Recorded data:
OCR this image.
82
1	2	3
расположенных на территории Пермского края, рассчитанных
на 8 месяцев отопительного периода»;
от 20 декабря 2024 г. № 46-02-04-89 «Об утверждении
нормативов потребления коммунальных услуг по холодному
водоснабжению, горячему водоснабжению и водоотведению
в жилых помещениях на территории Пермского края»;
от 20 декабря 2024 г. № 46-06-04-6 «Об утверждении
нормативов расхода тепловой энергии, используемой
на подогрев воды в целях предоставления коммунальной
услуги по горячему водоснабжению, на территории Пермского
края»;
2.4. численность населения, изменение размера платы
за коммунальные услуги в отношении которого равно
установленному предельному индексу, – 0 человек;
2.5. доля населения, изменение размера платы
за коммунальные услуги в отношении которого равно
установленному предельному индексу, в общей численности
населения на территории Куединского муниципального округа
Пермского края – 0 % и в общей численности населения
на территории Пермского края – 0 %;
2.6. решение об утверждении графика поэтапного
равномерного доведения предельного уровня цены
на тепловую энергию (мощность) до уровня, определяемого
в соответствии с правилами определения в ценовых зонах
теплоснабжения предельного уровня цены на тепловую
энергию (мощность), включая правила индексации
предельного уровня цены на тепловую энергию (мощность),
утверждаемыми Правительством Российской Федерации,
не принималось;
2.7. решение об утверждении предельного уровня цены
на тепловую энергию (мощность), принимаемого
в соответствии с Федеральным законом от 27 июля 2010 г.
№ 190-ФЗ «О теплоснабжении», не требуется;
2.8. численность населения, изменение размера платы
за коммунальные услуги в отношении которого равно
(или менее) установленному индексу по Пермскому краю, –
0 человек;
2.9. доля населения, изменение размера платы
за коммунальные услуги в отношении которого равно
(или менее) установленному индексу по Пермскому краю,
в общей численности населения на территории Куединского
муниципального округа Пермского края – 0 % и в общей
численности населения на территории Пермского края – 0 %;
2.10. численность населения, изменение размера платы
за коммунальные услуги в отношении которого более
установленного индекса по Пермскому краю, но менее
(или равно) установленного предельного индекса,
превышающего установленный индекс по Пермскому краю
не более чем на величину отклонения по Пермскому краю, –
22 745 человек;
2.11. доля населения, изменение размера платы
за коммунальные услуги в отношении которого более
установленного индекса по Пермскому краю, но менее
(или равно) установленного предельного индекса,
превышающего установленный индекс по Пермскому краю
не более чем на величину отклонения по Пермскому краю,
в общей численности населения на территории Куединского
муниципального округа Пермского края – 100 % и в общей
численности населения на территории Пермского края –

> [TO DO]: Extract each entry in full, exactly as given.

> [CORRECT OUTPUT]:
OCR this image.
82
1	2	3
расположенных на территории Пермского края, рассчитанных
на 8 месяцев отопительного периода»;
от 20 декабря 2024 г. № 46-02-04-89 «Об утверждении
нормативов потребления коммунальных услуг по холодному
водоснабжению, горячему водоснабжению и водоотведению
в жилых помещениях на территории Пермского края»;
от 20 декабря 2024 г. № 46-06-04-6 «Об утверждении
нормативов расхода тепловой энергии, используемой
на подогрев воды в целях предоставления коммунальной
услуги по горячему водоснабжению, на территории Пермского
края»;
2.4. численность населения, изменение размера платы
за коммунальные услуги в отношении которого равно
установленному предельному индексу, – 0 человек;
2.5. доля населения, изменение размера платы
за коммунальные услуги в отношении которого равно
установленному предельному индексу, в общей численности
населения на территории Куединского муниципального округа
Пермского края – 0 % и в общей численности населения
на территории Пермского края – 0 %;
2.6. решение об утверждении графика поэтапного
равномерного доведения предельного уровня цены
на тепловую энергию (мощность) до уровня, определяемого
в соответствии с правилами определения в ценовых зонах
теплоснабжения предельного уровня цены на тепловую
энергию (мощность), включая правила индексации
предельного уровня цены на тепловую энергию (мощность),
утверждаемыми Правительством Российской Федерации,
не принималось;
2.7. решение об утверждении предельного уровня цены
на тепловую энергию (мощность), принимаемого
в соответствии с Федеральным законом от 27 июля 2010 г.
№ 190-ФЗ «О теплоснабжении», не требуется;
2.8. численность населения, изменение размера платы
за коммунальные услуги в отношении которого равно
(или менее) установленному индексу по Пермскому краю, –
0 человек;
2.9. доля населения, изменение размера платы
за коммунальные услуги в отношении которого равно
(или менее) установленному индексу по Пермскому краю,
в общей численности населения на территории Куединского
муниципального округа Пермского края – 0 % и в общей
численности населения на территории Пермского края – 0 %;
2.10. численность населения, изменение размера платы
за коммунальные услуги в отношении которого более
установленного индекса по Пермскому краю, но менее
(или равно) установленного предельного индекса,
превышающего установленный индекс по Пермскому краю
не более чем на величину отклонения по Пермскому краю, –
22 745 человек;
2.11. доля населения, изменение размера платы
за коммунальные услуги в отношении которого более
установленного индекса по Пермскому краю, но менее
(или равно) установленного предельного индекса,
превышающего установленный индекс по Пермскому краю
не более чем на величину отклонения по Пермскому краю,
в общей численности населения на территории Куединского
муниципального округа Пермского края – 100 % и в общей
численности населения на территории Пермского края –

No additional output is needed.